** START OF Listing **

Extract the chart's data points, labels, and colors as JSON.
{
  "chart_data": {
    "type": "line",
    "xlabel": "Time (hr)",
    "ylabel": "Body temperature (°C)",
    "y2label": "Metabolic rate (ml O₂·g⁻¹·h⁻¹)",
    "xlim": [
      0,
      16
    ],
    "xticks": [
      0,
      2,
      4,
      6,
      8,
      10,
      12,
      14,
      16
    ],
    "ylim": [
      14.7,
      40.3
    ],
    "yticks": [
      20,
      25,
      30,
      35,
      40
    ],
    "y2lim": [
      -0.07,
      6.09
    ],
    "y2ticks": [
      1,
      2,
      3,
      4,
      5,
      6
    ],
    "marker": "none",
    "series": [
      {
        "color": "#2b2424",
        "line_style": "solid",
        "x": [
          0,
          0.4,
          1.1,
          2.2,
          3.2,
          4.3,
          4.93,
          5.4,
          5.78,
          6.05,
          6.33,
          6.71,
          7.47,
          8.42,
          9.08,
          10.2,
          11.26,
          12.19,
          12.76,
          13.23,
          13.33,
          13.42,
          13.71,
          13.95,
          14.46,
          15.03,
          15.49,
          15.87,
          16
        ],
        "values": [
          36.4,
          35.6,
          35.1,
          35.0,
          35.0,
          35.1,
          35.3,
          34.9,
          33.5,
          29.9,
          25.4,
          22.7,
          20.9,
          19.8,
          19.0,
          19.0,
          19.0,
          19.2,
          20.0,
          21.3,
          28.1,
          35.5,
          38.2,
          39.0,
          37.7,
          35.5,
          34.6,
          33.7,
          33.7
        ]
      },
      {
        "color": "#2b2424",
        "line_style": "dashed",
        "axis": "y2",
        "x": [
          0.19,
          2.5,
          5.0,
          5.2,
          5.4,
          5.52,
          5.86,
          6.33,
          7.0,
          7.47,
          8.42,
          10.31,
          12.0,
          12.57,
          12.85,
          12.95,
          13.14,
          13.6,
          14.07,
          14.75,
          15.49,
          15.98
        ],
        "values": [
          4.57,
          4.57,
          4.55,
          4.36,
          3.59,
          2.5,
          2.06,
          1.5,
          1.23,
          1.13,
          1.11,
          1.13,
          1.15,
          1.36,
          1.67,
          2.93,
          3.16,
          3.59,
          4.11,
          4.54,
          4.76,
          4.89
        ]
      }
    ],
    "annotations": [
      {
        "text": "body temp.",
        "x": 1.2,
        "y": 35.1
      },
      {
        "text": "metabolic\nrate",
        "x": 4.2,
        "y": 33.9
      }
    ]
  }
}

** END OF Listing **

What you should do:
Repeat each record exactly, leaving nothing out.

Solution to this exercise:
Extract the chart's data points, labels, and colors as JSON.
{
  "chart_data": {
    "type": "line",
    "xlabel": "Time (hr)",
    "ylabel": "Body temperature (°C)",
    "y2label": "Metabolic rate (ml O₂·g⁻¹·h⁻¹)",
    "xlim": [
      0,
      16
    ],
    "xticks": [
      0,
      2,
      4,
      6,
      8,
      10,
      12,
      14,
      16
    ],
    "ylim": [
      14.7,
      40.3
    ],
    "yticks": [
      20,
      25,
      30,
      35,
      40
    ],
    "y2lim": [
      -0.07,
      6.09
    ],
    "y2ticks": [
      1,
      2,
      3,
      4,
      5,
      6
    ],
    "marker": "none",
    "series": [
      {
        "color": "#2b2424",
        "line_style": "solid",
        "x": [
          0,
          0.4,
          1.1,
          2.2,
          3.2,
          4.3,
          4.93,
          5.4,
          5.78,
          6.05,
          6.33,
          6.71,
          7.47,
          8.42,
          9.08,
          10.2,
          11.26,
          12.19,
          12.76,
          13.23,
          13.33,
          13.42,
          13.71,
          13.95,
          14.46,
          15.03,
          15.49,
          15.87,
          16
        ],
        "values": [
          36.4,
          35.6,
          35.1,
          35.0,
          35.0,
          35.1,
          35.3,
          34.9,
          33.5,
          29.9,
          25.4,
          22.7,
          20.9,
          19.8,
          19.0,
          19.0,
          19.0,
          19.2,
          20.0,
          21.3,
          28.1,
          35.5,
          38.2,
          39.0,
          37.7,
          35.5,
          34.6,
          33.7,
          33.7
        ]
      },
      {
        "color": "#2b2424",
        "line_style": "dashed",
        "axis": "y2",
        "x": [
          0.19,
          2.5,
          5.0,
          5.2,
          5.4,
          5.52,
          5.86,
          6.33,
          7.0,
          7.47,
          8.42,
          10.31,
          12.0,
          12.57,
          12.85,
          12.95,
          13.14,
          13.6,
          14.07,
          14.75,
          15.49,
          15.98
        ],
        "values": [
          4.57,
          4.57,
          4.55,
          4.36,
          3.59,
          2.5,
          2.06,
          1.5,
          1.23,
          1.13,
          1.11,
          1.13,
          1.15,
          1.36,
          1.67,
          2.93,
          3.16,
          3.59,
          4.11,
          4.54,
          4.76,
          4.89
        ]
      }
    ],
    "annotations": [
      {
        "text": "body temp.",
        "x": 1.2,
        "y": 35.1
      },
      {
        "text": "metabolic\nrate",
        "x": 4.2,
        "y": 33.9
      }
    ]
  }
}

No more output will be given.